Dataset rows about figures
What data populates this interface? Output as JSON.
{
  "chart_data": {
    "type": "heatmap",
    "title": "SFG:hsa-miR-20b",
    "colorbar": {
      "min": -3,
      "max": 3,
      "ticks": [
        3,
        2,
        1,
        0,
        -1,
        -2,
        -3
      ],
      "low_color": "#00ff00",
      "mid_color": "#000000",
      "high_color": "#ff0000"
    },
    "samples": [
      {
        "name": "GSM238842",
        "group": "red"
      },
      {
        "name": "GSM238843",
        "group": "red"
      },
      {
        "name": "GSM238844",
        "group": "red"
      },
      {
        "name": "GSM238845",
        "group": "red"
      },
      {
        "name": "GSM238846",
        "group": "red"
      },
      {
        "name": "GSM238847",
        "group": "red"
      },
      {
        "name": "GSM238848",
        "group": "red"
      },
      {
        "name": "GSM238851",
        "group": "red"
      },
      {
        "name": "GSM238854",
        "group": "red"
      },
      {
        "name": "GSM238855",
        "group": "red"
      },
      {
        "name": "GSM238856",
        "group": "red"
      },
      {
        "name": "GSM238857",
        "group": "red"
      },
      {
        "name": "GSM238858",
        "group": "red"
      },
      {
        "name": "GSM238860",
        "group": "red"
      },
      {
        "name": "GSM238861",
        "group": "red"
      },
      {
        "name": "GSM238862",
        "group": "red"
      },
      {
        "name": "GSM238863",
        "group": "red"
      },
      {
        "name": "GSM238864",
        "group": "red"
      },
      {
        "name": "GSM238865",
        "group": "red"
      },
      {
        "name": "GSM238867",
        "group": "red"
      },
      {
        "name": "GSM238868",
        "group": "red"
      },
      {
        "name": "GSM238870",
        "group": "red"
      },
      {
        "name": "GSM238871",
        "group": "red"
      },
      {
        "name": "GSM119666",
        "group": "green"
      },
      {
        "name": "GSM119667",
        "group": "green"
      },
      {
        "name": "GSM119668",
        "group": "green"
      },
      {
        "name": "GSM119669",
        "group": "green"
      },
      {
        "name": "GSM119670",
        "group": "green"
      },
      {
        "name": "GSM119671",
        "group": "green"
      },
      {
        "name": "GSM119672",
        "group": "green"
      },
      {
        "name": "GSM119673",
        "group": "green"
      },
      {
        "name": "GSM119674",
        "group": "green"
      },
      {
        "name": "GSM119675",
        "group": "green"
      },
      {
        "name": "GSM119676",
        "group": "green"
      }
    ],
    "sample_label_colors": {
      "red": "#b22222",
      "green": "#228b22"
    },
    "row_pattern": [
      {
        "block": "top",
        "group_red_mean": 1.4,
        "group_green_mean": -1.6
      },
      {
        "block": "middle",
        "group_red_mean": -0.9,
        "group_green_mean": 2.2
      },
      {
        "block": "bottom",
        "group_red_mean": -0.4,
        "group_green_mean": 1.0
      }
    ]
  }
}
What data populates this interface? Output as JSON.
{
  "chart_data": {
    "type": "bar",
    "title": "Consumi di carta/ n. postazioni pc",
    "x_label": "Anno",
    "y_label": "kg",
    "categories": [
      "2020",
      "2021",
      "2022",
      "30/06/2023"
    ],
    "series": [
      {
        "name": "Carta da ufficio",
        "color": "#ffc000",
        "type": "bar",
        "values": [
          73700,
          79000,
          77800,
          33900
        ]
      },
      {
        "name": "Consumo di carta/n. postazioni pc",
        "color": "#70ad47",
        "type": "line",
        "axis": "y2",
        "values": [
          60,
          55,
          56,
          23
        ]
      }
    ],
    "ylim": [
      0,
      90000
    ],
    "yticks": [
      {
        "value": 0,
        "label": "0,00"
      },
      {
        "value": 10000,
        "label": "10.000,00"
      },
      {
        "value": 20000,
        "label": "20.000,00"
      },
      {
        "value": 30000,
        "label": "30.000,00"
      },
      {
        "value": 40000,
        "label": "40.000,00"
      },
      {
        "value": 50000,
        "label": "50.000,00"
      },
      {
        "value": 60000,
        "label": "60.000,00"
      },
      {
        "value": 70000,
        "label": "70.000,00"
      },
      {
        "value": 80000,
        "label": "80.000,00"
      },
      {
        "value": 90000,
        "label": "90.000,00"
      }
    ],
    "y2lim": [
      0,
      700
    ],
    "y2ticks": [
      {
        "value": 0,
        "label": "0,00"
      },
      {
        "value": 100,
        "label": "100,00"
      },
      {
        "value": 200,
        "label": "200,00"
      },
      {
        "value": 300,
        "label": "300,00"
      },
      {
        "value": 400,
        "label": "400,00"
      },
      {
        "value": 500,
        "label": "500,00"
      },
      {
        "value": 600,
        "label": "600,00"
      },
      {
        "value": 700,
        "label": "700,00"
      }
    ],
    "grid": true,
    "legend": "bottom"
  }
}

» Exercise directions:
Please quote the data above in full, with no line missing.

» Task solution:
What data populates this interface? Output as JSON.
{
  "chart_data": {
    "type": "heatmap",
    "title": "SFG:hsa-miR-20b",
    "colorbar": {
      "min": -3,
      "max": 3,
      "ticks": [
        3,
        2,
        1,
        0,
        -1,
        -2,
        -3
      ],
      "low_color": "#00ff00",
      "mid_color": "#000000",
      "high_color": "#ff0000"
    },
    "samples": [
      {
        "name": "GSM238842",
        "group": "red"
      },
      {
        "name": "GSM238843",
        "group": "red"
      },
      {
        "name": "GSM238844",
        "group": "red"
      },
      {
        "name": "GSM238845",
        "group": "red"
      },
      {
        "name": "GSM238846",
        "group": "red"
      },
      {
        "name": "GSM238847",
        "group": "red"
      },
      {
        "name": "GSM238848",
        "group": "red"
      },
      {
        "name": "GSM238851",
        "group": "red"
      },
      {
        "name": "GSM238854",
        "group": "red"
      },
      {
        "name": "GSM238855",
        "group": "red"
      },
      {
        "name": "GSM238856",
        "group": "red"
      },
      {
        "name": "GSM238857",
        "group": "red"
      },
      {
        "name": "GSM238858",
        "group": "red"
      },
      {
        "name": "GSM238860",
        "group": "red"
      },
      {
        "name": "GSM238861",
        "group": "red"
      },
      {
        "name": "GSM238862",
        "group": "red"
      },
      {
        "name": "GSM238863",
        "group": "red"
      },
      {
        "name": "GSM238864",
        "group": "red"
      },
      {
        "name": "GSM238865",
        "group": "red"
      },
      {
        "name": "GSM238867",
        "group": "red"
      },
      {
        "name": "GSM238868",
        "group": "red"
      },
      {
        "name": "GSM238870",
        "group": "red"
      },
      {
        "name": "GSM238871",
        "group": "red"
      },
      {
        "name": "GSM119666",
        "group": "green"
      },
      {
        "name": "GSM119667",
        "group": "green"
      },
      {
        "name": "GSM119668",
        "group": "green"
      },
      {
        "name": "GSM119669",
        "group": "green"
      },
      {
        "name": "GSM119670",
        "group": "green"
      },
      {
        "name": "GSM119671",
        "group": "green"
      },
      {
        "name": "GSM119672",
        "group": "green"
      },
      {
        "name": "GSM119673",
        "group": "green"
      },
      {
        "name": "GSM119674",
        "group": "green"
      },
      {
        "name": "GSM119675",
        "group": "green"
      },
      {
        "name": "GSM119676",
        "group": "green"
      }
    ],
    "sample_label_colors": {
      "red": "#b22222",
      "green": "#228b22"
    },
    "row_pattern": [
      {
        "block": "top",
        "group_red_mean": 1.4,
        "group_green_mean": -1.6
      },
      {
        "block": "middle",
        "group_red_mean": -0.9,
        "group_green_mean": 2.2
      },
      {
        "block": "bottom",
        "group_red_mean": -0.4,
        "group_green_mean": 1.0
      }
    ]
  }
}
What data populates this interface? Output as JSON.
{
  "chart_data": {
    "type": "bar",
    "title": "Consumi di carta/ n. postazioni pc",
    "x_label": "Anno",
    "y_label": "kg",
    "categories": [
      "2020",
      "2021",
      "2022",
      "30/06/2023"
    ],
    "series": [
      {
        "name": "Carta da ufficio",
        "color": "#ffc000",
        "type": "bar",
        "values": [
          73700,
          79000,
          77800,
          33900
        ]
      },
      {
        "name": "Consumo di carta/n. postazioni pc",
        "color": "#70ad47",
        "type": "line",
        "axis": "y2",
        "values": [
          60,
          55,
          56,
          23
        ]
      }
    ],
    "ylim": [
      0,
      90000
    ],
    "yticks": [
      {
        "value": 0,
        "label": "0,00"
      },
      {
        "value": 10000,
        "label": "10.000,00"
      },
      {
        "value": 20000,
        "label": "20.000,00"
      },
      {
        "value": 30000,
        "label": "30.000,00"
      },
      {
        "value": 40000,
        "label": "40.000,00"
      },
      {
        "value": 50000,
        "label": "50.000,00"
      },
      {
        "value": 60000,
        "label": "60.000,00"
      },
      {
        "value": 70000,
        "label": "70.000,00"
      },
      {
        "value": 80000,
        "label": "80.000,00"
      },
      {
        "value": 90000,
        "label": "90.000,00"
      }
    ],
    "y2lim": [
      0,
      700
    ],
    "y2ticks": [
      {
        "value": 0,
        "label": "0,00"
      },
      {
        "value": 100,
        "label": "100,00"
      },
      {
        "value": 200,
        "label": "200,00"
      },
      {
        "value": 300,
        "label": "300,00"
      },
      {
        "value": 400,
        "label": "400,00"
      },
      {
        "value": 500,
        "label": "500,00"
      },
      {
        "value": 600,
        "label": "600,00"
      },
      {
        "value": 700,
        "label": "700,00"
      }
    ],
    "grid": true,
    "legend": "bottom"
  }
}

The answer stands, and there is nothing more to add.